TO DO |
Write out all of the lines below, exactly and completely.
— begin DATASET CONTENT —
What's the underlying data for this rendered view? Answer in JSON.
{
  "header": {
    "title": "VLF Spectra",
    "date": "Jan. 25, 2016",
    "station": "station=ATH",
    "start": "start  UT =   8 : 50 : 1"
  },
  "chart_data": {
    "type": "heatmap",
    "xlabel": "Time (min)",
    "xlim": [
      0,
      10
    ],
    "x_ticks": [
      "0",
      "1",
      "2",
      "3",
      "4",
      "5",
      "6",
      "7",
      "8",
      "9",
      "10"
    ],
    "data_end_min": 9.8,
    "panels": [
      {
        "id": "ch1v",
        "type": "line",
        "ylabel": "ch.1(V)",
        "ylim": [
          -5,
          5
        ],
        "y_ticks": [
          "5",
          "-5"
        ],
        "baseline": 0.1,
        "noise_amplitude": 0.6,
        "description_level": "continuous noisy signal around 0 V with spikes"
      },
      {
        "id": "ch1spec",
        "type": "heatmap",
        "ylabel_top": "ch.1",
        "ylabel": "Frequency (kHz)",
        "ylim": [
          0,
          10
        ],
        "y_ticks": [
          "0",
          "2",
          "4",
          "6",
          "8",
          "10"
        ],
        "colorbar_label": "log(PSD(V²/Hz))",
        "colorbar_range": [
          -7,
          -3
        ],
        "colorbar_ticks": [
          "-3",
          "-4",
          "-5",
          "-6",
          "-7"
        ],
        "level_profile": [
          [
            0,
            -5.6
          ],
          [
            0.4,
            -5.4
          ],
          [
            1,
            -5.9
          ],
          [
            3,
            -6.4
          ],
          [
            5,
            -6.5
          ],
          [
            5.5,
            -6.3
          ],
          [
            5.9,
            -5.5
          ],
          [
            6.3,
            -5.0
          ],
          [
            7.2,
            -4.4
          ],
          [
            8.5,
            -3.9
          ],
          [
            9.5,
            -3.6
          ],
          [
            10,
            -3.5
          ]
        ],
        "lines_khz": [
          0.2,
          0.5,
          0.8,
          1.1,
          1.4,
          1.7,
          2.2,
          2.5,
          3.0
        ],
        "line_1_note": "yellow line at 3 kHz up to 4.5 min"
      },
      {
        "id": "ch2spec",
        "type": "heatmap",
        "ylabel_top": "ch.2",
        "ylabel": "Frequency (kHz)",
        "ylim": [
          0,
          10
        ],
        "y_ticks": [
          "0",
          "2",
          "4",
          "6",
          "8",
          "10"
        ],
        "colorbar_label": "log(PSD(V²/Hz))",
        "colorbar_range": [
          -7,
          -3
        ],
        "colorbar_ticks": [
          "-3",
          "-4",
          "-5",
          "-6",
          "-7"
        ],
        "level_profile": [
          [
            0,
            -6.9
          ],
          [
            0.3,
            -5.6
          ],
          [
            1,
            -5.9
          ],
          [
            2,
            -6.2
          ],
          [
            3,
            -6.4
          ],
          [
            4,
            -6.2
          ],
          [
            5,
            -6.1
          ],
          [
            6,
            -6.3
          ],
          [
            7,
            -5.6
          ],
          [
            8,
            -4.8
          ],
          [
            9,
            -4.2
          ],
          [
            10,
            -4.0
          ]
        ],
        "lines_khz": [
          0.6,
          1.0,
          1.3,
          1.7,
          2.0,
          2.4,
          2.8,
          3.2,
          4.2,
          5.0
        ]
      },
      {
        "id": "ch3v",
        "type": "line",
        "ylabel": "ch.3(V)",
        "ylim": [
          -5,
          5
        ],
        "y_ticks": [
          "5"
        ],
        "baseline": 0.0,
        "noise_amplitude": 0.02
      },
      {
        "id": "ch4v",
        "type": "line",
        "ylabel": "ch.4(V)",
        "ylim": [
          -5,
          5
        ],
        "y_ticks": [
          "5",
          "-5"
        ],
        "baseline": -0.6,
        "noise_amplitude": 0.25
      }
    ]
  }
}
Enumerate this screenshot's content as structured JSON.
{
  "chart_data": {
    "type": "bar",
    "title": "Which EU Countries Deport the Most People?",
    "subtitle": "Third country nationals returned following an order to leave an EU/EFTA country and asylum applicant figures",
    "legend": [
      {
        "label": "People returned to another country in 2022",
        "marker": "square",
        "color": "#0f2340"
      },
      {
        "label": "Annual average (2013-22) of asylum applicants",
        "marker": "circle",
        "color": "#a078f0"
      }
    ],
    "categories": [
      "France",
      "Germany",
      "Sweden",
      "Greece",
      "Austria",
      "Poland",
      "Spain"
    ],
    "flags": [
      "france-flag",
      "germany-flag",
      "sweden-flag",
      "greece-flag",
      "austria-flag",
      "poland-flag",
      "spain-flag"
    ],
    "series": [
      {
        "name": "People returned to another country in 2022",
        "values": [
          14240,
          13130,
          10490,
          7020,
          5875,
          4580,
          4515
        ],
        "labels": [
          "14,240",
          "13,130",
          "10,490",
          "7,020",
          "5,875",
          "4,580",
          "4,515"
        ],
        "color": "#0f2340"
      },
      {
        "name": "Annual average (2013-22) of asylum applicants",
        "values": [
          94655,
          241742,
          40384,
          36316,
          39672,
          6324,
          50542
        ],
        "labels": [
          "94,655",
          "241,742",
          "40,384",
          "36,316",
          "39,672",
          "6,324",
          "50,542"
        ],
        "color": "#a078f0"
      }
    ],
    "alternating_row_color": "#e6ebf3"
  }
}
— end DATASET CONTENT —
CORRECT RESPONSE |
What's the underlying data for this rendered view? Answer in JSON.
{
  "header": {
    "title": "VLF Spectra",
    "date": "Jan. 25, 2016",
    "station": "station=ATH",
    "start": "start  UT =   8 : 50 : 1"
  },
  "chart_data": {
    "type": "heatmap",
    "xlabel": "Time (min)",
    "xlim": [
      0,
      10
    ],
    "x_ticks": [
      "0",
      "1",
      "2",
      "3",
      "4",
      "5",
      "6",
      "7",
      "8",
      "9",
      "10"
    ],
    "data_end_min": 9.8,
    "panels": [
      {
        "id": "ch1v",
        "type": "line",
        "ylabel": "ch.1(V)",
        "ylim": [
          -5,
          5
        ],
        "y_ticks": [
          "5",
          "-5"
        ],
        "baseline": 0.1,
        "noise_amplitude": 0.6,
        "description_level": "continuous noisy signal around 0 V with spikes"
      },
      {
        "id": "ch1spec",
        "type": "heatmap",
        "ylabel_top": "ch.1",
        "ylabel": "Frequency (kHz)",
        "ylim": [
          0,
          10
        ],
        "y_ticks": [
          "0",
          "2",
          "4",
          "6",
          "8",
          "10"
        ],
        "colorbar_label": "log(PSD(V²/Hz))",
        "colorbar_range": [
          -7,
          -3
        ],
        "colorbar_ticks": [
          "-3",
          "-4",
          "-5",
          "-6",
          "-7"
        ],
        "level_profile": [
          [
            0,
            -5.6
          ],
          [
            0.4,
            -5.4
          ],
          [
            1,
            -5.9
          ],
          [
            3,
            -6.4
          ],
          [
            5,
            -6.5
          ],
          [
            5.5,
            -6.3
          ],
          [
            5.9,
            -5.5
          ],
          [
            6.3,
            -5.0
          ],
          [
            7.2,
            -4.4
          ],
          [
            8.5,
            -3.9
          ],
          [
            9.5,
            -3.6
          ],
          [
            10,
            -3.5
          ]
        ],
        "lines_khz": [
          0.2,
          0.5,
          0.8,
          1.1,
          1.4,
          1.7,
          2.2,
          2.5,
          3.0
        ],
        "line_1_note": "yellow line at 3 kHz up to 4.5 min"
      },
      {
        "id": "ch2spec",
        "type": "heatmap",
        "ylabel_top": "ch.2",
        "ylabel": "Frequency (kHz)",
        "ylim": [
          0,
          10
        ],
        "y_ticks": [
          "0",
          "2",
          "4",
          "6",
          "8",
          "10"
        ],
        "colorbar_label": "log(PSD(V²/Hz))",
        "colorbar_range": [
          -7,
          -3
        ],
        "colorbar_ticks": [
          "-3",
          "-4",
          "-5",
          "-6",
          "-7"
        ],
        "level_profile": [
          [
            0,
            -6.9
          ],
          [
            0.3,
            -5.6
          ],
          [
            1,
            -5.9
          ],
          [
            2,
            -6.2
          ],
          [
            3,
            -6.4
          ],
          [
            4,
            -6.2
          ],
          [
            5,
            -6.1
          ],
          [
            6,
            -6.3
          ],
          [
            7,
            -5.6
          ],
          [
            8,
            -4.8
          ],
          [
            9,
            -4.2
          ],
          [
            10,
            -4.0
          ]
        ],
        "lines_khz": [
          0.6,
          1.0,
          1.3,
          1.7,
          2.0,
          2.4,
          2.8,
          3.2,
          4.2,
          5.0
        ]
      },
      {
        "id": "ch3v",
        "type": "line",
        "ylabel": "ch.3(V)",
        "ylim": [
          -5,
          5
        ],
        "y_ticks": [
          "5"
        ],
        "baseline": 0.0,
        "noise_amplitude": 0.02
      },
      {
        "id": "ch4v",
        "type": "line",
        "ylabel": "ch.4(V)",
        "ylim": [
          -5,
          5
        ],
        "y_ticks": [
          "5",
          "-5"
        ],
        "baseline": -0.6,
        "noise_amplitude": 0.25
      }
    ]
  }
}
Enumerate this screenshot's content as structured JSON.
{
  "chart_data": {
    "type": "bar",
    "title": "Which EU Countries Deport the Most People?",
    "subtitle": "Third country nationals returned following an order to leave an EU/EFTA country and asylum applicant figures",
    "legend": [
      {
        "label": "People returned to another country in 2022",
        "marker": "square",
        "color": "#0f2340"
      },
      {
        "label": "Annual average (2013-22) of asylum applicants",
        "marker": "circle",
        "color": "#a078f0"
      }
    ],
    "categories": [
      "France",
      "Germany",
      "Sweden",
      "Greece",
      "Austria",
      "Poland",
      "Spain"
    ],
    "flags": [
      "france-flag",
      "germany-flag",
      "sweden-flag",
      "greece-flag",
      "austria-flag",
      "poland-flag",
      "spain-flag"
    ],
    "series": [
      {
        "name": "People returned to another country in 2022",
        "values": [
          14240,
          13130,
          10490,
          7020,
          5875,
          4580,
          4515
        ],
        "labels": [
          "14,240",
          "13,130",
          "10,490",
          "7,020",
          "5,875",
          "4,580",
          "4,515"
        ],
        "color": "#0f2340"
      },
      {
        "name": "Annual average (2013-22) of asylum applicants",
        "values": [
          94655,
          241742,
          40384,
          36316,
          39672,
          6324,
          50542
        ],
        "labels": [
          "94,655",
          "241,742",
          "40,384",
          "36,316",
          "39,672",
          "6,324",
          "50,542"
        ],
        "color": "#a078f0"
      }
    ],
    "alternating_row_color": "#e6ebf3"
  }
}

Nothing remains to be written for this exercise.